= EXERCISE TASK =
Return the data word for word, from its first line through the line that contains "Bar [112, 148, 707, 197]", with both of those lines included.

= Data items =

◆ ◆ ◆ ◆

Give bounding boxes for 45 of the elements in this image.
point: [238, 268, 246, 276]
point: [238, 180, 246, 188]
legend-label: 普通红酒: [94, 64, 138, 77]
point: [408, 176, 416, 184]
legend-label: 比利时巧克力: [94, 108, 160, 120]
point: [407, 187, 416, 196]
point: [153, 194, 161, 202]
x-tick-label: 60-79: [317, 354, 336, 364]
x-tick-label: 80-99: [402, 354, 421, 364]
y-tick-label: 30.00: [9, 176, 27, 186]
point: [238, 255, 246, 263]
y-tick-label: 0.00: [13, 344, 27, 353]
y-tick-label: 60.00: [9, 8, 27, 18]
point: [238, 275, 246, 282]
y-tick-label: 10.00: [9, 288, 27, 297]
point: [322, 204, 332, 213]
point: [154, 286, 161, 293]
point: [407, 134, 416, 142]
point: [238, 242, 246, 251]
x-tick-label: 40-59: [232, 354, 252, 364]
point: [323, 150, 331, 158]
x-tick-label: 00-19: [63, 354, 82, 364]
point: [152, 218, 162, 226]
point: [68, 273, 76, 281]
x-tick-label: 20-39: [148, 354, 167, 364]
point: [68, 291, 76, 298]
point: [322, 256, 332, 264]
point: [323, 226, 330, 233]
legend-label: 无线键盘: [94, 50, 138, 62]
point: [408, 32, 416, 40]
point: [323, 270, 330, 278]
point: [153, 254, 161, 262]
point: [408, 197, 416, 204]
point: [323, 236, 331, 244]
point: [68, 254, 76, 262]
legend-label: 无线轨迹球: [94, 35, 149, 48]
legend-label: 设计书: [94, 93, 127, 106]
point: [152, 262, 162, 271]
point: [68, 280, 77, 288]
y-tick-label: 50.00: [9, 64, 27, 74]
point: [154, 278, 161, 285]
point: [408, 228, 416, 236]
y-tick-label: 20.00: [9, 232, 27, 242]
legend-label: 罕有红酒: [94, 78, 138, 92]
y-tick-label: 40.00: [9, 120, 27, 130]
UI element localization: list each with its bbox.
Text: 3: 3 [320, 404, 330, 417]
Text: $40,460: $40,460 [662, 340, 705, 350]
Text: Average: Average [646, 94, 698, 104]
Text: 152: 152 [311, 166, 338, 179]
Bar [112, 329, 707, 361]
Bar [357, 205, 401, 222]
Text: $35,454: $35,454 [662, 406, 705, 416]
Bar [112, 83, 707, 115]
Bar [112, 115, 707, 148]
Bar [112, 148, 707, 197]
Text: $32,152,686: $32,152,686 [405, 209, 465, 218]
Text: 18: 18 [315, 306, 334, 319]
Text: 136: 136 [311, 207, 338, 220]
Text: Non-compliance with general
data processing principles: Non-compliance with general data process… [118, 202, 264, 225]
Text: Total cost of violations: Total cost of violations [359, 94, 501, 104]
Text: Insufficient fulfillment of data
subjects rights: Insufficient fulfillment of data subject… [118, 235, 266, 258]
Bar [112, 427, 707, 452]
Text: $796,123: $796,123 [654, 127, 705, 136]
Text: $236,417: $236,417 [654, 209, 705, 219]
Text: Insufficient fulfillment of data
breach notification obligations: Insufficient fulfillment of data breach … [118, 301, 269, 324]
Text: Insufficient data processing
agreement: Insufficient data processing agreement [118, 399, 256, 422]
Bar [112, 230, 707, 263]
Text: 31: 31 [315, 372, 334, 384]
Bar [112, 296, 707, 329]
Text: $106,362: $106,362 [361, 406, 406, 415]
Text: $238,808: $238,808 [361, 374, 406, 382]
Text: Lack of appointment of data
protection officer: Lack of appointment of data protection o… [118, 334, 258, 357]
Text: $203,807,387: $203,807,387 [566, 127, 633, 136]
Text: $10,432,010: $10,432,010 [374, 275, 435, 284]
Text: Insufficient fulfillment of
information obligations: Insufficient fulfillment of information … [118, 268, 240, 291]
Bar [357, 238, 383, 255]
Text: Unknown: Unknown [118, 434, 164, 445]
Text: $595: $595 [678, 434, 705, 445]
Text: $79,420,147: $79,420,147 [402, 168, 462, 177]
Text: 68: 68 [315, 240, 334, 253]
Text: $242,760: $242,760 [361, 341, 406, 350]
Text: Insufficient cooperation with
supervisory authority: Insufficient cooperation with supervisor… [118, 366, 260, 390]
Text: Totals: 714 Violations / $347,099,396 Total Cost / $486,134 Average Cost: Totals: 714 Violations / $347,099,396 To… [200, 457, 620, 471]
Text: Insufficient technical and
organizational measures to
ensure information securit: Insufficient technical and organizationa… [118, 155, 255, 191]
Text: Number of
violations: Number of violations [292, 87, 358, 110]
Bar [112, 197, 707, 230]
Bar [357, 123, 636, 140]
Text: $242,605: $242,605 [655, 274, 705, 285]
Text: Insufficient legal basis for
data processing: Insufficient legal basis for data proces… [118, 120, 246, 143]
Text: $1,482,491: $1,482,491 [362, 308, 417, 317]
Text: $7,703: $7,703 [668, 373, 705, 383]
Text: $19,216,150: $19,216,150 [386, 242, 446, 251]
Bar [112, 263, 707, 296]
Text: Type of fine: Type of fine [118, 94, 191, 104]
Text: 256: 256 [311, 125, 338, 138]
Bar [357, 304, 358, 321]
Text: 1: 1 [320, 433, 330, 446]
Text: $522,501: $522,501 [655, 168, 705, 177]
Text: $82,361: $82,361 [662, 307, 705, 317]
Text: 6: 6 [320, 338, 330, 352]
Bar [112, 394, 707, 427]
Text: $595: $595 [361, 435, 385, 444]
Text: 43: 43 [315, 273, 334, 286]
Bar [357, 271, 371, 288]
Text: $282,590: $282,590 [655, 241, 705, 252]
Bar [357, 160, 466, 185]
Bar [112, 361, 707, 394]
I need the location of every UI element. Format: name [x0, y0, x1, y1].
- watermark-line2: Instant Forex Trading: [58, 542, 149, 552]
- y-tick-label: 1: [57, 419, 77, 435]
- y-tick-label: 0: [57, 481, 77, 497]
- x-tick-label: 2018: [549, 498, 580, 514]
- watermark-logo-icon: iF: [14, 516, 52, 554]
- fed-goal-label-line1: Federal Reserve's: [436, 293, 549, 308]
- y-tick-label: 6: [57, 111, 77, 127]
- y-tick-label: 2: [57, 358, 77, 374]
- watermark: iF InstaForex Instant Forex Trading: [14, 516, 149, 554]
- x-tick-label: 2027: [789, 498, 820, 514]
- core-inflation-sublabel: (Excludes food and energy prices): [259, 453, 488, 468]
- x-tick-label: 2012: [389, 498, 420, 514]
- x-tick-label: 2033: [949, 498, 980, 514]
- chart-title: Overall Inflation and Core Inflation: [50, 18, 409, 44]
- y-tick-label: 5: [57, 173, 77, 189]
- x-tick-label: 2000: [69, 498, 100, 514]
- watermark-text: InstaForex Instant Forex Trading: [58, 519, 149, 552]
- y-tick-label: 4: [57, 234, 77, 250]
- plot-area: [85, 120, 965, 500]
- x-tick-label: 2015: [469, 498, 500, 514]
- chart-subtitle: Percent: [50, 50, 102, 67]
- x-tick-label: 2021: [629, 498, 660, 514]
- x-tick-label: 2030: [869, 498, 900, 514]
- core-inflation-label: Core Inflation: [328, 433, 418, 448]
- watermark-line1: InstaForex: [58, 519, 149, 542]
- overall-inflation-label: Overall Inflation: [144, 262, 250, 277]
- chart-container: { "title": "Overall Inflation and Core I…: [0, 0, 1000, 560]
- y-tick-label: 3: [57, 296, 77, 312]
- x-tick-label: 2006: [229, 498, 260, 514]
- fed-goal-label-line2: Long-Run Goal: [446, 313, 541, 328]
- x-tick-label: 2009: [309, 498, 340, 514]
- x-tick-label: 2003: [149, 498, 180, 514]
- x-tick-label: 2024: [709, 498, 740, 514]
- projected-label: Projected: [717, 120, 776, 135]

◆ ◆ ◆ ◆

= ANSWER TO THE PROBLEM =
Give bounding boxes for 45 of the elements in this image.
point: [238, 268, 246, 276]
point: [238, 180, 246, 188]
legend-label: 普通红酒: [94, 64, 138, 77]
point: [408, 176, 416, 184]
legend-label: 比利时巧克力: [94, 108, 160, 120]
point: [407, 187, 416, 196]
point: [153, 194, 161, 202]
x-tick-label: 60-79: [317, 354, 336, 364]
x-tick-label: 80-99: [402, 354, 421, 364]
y-tick-label: 30.00: [9, 176, 27, 186]
point: [238, 255, 246, 263]
y-tick-label: 0.00: [13, 344, 27, 353]
y-tick-label: 60.00: [9, 8, 27, 18]
point: [238, 275, 246, 282]
y-tick-label: 10.00: [9, 288, 27, 297]
point: [322, 204, 332, 213]
point: [154, 286, 161, 293]
point: [407, 134, 416, 142]
point: [238, 242, 246, 251]
x-tick-label: 40-59: [232, 354, 252, 364]
point: [323, 150, 331, 158]
x-tick-label: 00-19: [63, 354, 82, 364]
point: [152, 218, 162, 226]
point: [68, 273, 76, 281]
x-tick-label: 20-39: [148, 354, 167, 364]
point: [68, 291, 76, 298]
point: [322, 256, 332, 264]
point: [323, 226, 330, 233]
legend-label: 无线键盘: [94, 50, 138, 62]
point: [408, 32, 416, 40]
point: [323, 270, 330, 278]
point: [153, 254, 161, 262]
point: [408, 197, 416, 204]
point: [323, 236, 331, 244]
point: [68, 254, 76, 262]
legend-label: 无线轨迹球: [94, 35, 149, 48]
legend-label: 设计书: [94, 93, 127, 106]
point: [152, 262, 162, 271]
point: [68, 280, 77, 288]
y-tick-label: 50.00: [9, 64, 27, 74]
point: [154, 278, 161, 285]
point: [408, 228, 416, 236]
y-tick-label: 20.00: [9, 232, 27, 242]
legend-label: 罕有红酒: [94, 78, 138, 92]
y-tick-label: 40.00: [9, 120, 27, 130]
UI element localization: list each with its bbox.
Text: 3: 3 [320, 404, 330, 417]
Text: $40,460: $40,460 [662, 340, 705, 350]
Text: Average: Average [646, 94, 698, 104]
Text: 152: 152 [311, 166, 338, 179]
Bar [112, 329, 707, 361]
Bar [357, 205, 401, 222]
Text: $35,454: $35,454 [662, 406, 705, 416]
Bar [112, 83, 707, 115]
Bar [112, 115, 707, 148]
Bar [112, 148, 707, 197]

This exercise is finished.